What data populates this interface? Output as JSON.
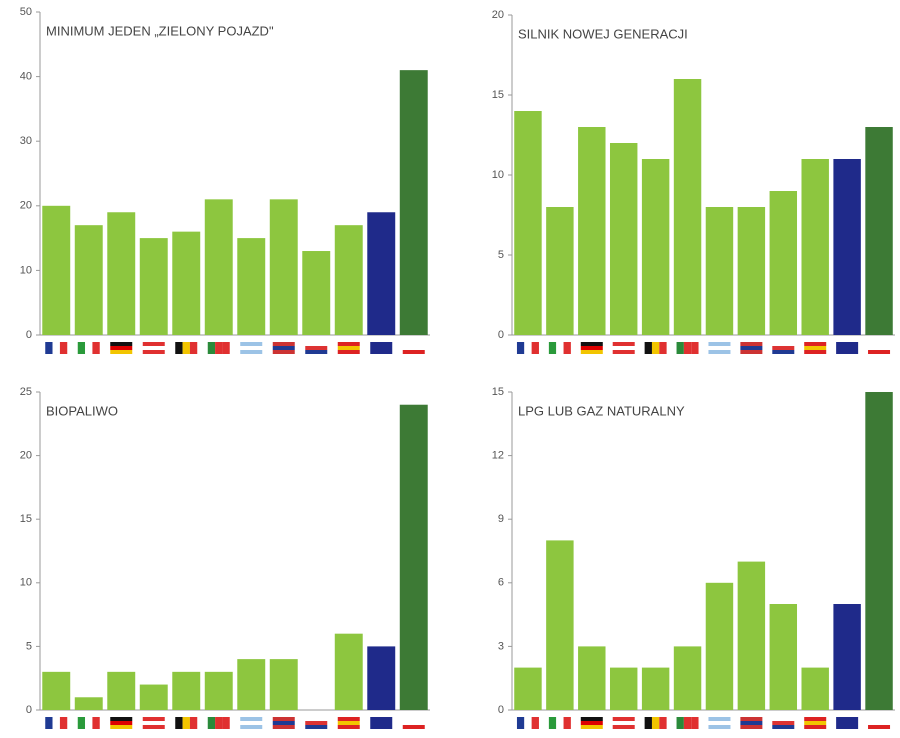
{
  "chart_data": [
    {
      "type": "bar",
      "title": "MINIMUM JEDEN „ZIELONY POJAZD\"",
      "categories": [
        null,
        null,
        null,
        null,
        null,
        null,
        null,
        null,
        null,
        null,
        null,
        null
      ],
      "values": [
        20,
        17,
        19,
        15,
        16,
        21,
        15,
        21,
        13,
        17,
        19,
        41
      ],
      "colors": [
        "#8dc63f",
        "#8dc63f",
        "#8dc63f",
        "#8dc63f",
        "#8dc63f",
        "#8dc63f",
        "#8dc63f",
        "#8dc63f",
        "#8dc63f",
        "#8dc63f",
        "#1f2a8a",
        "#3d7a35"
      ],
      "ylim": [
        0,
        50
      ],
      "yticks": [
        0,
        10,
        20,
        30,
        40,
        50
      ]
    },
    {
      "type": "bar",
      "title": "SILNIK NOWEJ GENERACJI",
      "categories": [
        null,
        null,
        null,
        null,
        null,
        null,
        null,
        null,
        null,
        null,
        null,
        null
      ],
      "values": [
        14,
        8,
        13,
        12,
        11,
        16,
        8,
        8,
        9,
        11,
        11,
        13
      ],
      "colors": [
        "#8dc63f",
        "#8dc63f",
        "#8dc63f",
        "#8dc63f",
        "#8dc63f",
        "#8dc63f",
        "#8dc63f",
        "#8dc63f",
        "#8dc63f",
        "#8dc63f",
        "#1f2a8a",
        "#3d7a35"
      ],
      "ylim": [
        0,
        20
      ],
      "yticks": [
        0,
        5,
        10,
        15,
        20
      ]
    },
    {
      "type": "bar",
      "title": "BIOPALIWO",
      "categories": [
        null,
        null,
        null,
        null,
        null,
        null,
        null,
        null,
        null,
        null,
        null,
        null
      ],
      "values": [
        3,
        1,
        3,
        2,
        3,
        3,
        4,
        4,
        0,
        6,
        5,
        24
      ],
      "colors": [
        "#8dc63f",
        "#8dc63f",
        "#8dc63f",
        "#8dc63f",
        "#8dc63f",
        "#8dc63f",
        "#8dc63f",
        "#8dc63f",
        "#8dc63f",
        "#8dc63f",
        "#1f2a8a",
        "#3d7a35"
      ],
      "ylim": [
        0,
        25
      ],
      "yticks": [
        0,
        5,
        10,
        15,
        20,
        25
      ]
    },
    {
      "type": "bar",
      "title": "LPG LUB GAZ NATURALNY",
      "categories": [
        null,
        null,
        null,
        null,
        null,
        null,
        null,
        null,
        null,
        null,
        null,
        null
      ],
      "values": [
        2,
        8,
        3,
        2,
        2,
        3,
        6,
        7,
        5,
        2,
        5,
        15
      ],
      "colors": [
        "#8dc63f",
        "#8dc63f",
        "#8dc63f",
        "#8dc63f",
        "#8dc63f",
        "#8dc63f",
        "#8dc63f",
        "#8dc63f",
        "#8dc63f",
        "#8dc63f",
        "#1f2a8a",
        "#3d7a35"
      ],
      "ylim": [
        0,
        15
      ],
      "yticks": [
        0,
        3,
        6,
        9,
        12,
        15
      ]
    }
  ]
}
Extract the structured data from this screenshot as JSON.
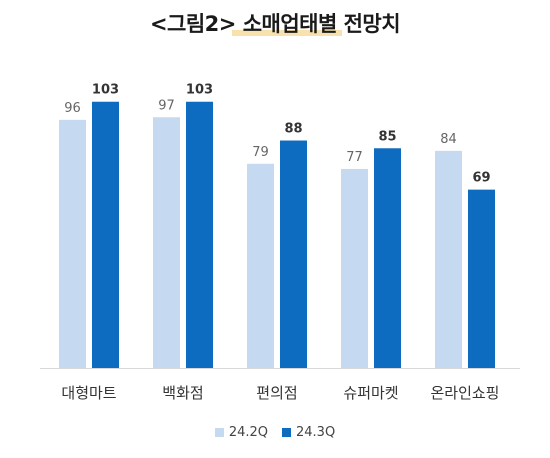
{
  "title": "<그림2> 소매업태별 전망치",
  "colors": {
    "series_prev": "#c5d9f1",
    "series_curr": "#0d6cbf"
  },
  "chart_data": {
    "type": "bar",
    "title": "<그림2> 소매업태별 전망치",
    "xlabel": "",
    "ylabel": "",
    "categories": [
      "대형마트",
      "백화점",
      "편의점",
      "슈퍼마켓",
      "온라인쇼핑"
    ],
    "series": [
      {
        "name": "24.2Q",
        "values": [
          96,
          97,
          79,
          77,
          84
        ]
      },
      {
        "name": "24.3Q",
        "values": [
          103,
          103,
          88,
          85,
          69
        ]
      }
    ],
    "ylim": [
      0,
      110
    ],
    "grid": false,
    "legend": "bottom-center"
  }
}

#####

AIM OF THE EXERCISE:
Using the listing above, gather each line that holds the string "title" and copy it.

REPLY TO THE TASK:
      "title": "MINIMUM JEDEN „ZIELONY POJAZD\"",
      "title": "SILNIK NOWEJ GENERACJI",
      "title": "BIOPALIWO",
      "title": "LPG LUB GAZ NATURALNY",
  "title": "<그림2> 소매업태별 전망치",
    "title": "<그림2> 소매업태별 전망치",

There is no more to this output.